### Required task
Reproduce all of the data that follows, character for character.

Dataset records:
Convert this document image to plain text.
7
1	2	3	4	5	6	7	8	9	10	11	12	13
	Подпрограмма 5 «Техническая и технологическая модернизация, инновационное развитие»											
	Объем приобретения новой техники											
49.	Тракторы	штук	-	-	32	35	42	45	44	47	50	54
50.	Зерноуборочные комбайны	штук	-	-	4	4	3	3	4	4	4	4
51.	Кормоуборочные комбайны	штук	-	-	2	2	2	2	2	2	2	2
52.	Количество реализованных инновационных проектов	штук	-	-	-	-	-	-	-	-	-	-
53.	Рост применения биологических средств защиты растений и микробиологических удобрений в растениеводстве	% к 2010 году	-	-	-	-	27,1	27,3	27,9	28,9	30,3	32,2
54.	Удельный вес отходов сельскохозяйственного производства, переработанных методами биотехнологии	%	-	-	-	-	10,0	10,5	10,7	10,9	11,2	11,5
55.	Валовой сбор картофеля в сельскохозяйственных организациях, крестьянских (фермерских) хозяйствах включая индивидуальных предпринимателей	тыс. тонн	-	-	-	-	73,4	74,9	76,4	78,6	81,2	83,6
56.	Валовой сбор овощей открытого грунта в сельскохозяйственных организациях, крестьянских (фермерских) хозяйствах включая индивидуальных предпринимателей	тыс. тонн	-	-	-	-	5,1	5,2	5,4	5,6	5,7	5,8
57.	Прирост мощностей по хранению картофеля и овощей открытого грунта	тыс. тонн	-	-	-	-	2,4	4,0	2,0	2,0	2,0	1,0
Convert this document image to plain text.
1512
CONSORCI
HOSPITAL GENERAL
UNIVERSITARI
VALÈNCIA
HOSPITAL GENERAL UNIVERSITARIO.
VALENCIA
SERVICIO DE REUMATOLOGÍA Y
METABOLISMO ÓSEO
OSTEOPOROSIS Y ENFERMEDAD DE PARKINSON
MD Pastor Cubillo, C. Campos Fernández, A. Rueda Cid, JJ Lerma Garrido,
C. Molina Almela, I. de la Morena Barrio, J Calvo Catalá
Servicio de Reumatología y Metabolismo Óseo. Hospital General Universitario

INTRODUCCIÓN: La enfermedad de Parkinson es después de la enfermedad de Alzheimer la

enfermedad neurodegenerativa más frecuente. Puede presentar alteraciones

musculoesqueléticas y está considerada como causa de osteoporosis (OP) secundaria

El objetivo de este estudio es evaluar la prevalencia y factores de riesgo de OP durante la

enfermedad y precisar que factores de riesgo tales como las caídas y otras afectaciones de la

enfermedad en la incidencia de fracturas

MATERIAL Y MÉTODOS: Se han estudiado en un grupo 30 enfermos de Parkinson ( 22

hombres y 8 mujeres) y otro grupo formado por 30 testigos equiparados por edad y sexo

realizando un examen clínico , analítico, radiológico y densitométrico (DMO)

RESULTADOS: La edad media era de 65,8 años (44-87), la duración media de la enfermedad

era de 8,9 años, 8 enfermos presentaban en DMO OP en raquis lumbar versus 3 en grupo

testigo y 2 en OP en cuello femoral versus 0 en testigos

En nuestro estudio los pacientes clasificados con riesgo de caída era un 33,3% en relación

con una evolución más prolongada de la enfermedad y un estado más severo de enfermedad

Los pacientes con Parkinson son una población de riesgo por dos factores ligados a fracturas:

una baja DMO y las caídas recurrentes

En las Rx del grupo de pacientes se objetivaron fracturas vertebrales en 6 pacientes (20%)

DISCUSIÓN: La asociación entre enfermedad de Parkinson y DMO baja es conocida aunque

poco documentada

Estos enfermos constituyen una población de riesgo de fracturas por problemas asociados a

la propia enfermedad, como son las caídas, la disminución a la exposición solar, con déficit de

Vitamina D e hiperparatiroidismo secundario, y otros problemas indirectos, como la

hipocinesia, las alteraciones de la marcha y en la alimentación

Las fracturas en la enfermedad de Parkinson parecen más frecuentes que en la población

### Answer to the problem
Convert this document image to plain text.
7
1	2	3	4	5	6	7	8	9	10	11	12	13
	Подпрограмма 5 «Техническая и технологическая модернизация, инновационное развитие»											
	Объем приобретения новой техники											
49.	Тракторы	штук	-	-	32	35	42	45	44	47	50	54
50.	Зерноуборочные комбайны	штук	-	-	4	4	3	3	4	4	4	4
51.	Кормоуборочные комбайны	штук	-	-	2	2	2	2	2	2	2	2
52.	Количество реализованных инновационных проектов	штук	-	-	-	-	-	-	-	-	-	-
53.	Рост применения биологических средств защиты растений и микробиологических удобрений в растениеводстве	% к 2010 году	-	-	-	-	27,1	27,3	27,9	28,9	30,3	32,2
54.	Удельный вес отходов сельскохозяйственного производства, переработанных методами биотехнологии	%	-	-	-	-	10,0	10,5	10,7	10,9	11,2	11,5
55.	Валовой сбор картофеля в сельскохозяйственных организациях, крестьянских (фермерских) хозяйствах включая индивидуальных предпринимателей	тыс. тонн	-	-	-	-	73,4	74,9	76,4	78,6	81,2	83,6
56.	Валовой сбор овощей открытого грунта в сельскохозяйственных организациях, крестьянских (фермерских) хозяйствах включая индивидуальных предпринимателей	тыс. тонн	-	-	-	-	5,1	5,2	5,4	5,6	5,7	5,8
57.	Прирост мощностей по хранению картофеля и овощей открытого грунта	тыс. тонн	-	-	-	-	2,4	4,0	2,0	2,0	2,0	1,0
Convert this document image to plain text.
1512
CONSORCI
HOSPITAL GENERAL
UNIVERSITARI
VALÈNCIA
HOSPITAL GENERAL UNIVERSITARIO.
VALENCIA
SERVICIO DE REUMATOLOGÍA Y
METABOLISMO ÓSEO
OSTEOPOROSIS Y ENFERMEDAD DE PARKINSON
MD Pastor Cubillo, C. Campos Fernández, A. Rueda Cid, JJ Lerma Garrido,
C. Molina Almela, I. de la Morena Barrio, J Calvo Catalá
Servicio de Reumatología y Metabolismo Óseo. Hospital General Universitario

INTRODUCCIÓN: La enfermedad de Parkinson es después de la enfermedad de Alzheimer la

enfermedad neurodegenerativa más frecuente. Puede presentar alteraciones

musculoesqueléticas y está considerada como causa de osteoporosis (OP) secundaria

El objetivo de este estudio es evaluar la prevalencia y factores de riesgo de OP durante la

enfermedad y precisar que factores de riesgo tales como las caídas y otras afectaciones de la

enfermedad en la incidencia de fracturas

MATERIAL Y MÉTODOS: Se han estudiado en un grupo 30 enfermos de Parkinson ( 22

hombres y 8 mujeres) y otro grupo formado por 30 testigos equiparados por edad y sexo

realizando un examen clínico , analítico, radiológico y densitométrico (DMO)

RESULTADOS: La edad media era de 65,8 años (44-87), la duración media de la enfermedad

era de 8,9 años, 8 enfermos presentaban en DMO OP en raquis lumbar versus 3 en grupo

testigo y 2 en OP en cuello femoral versus 0 en testigos

En nuestro estudio los pacientes clasificados con riesgo de caída era un 33,3% en relación

con una evolución más prolongada de la enfermedad y un estado más severo de enfermedad

Los pacientes con Parkinson son una población de riesgo por dos factores ligados a fracturas:

una baja DMO y las caídas recurrentes

En las Rx del grupo de pacientes se objetivaron fracturas vertebrales en 6 pacientes (20%)

DISCUSIÓN: La asociación entre enfermedad de Parkinson y DMO baja es conocida aunque

poco documentada

Estos enfermos constituyen una población de riesgo de fracturas por problemas asociados a

la propia enfermedad, como son las caídas, la disminución a la exposición solar, con déficit de

Vitamina D e hiperparatiroidismo secundario, y otros problemas indirectos, como la

hipocinesia, las alteraciones de la marcha y en la alimentación

Las fracturas en la enfermedad de Parkinson parecen más frecuentes que en la población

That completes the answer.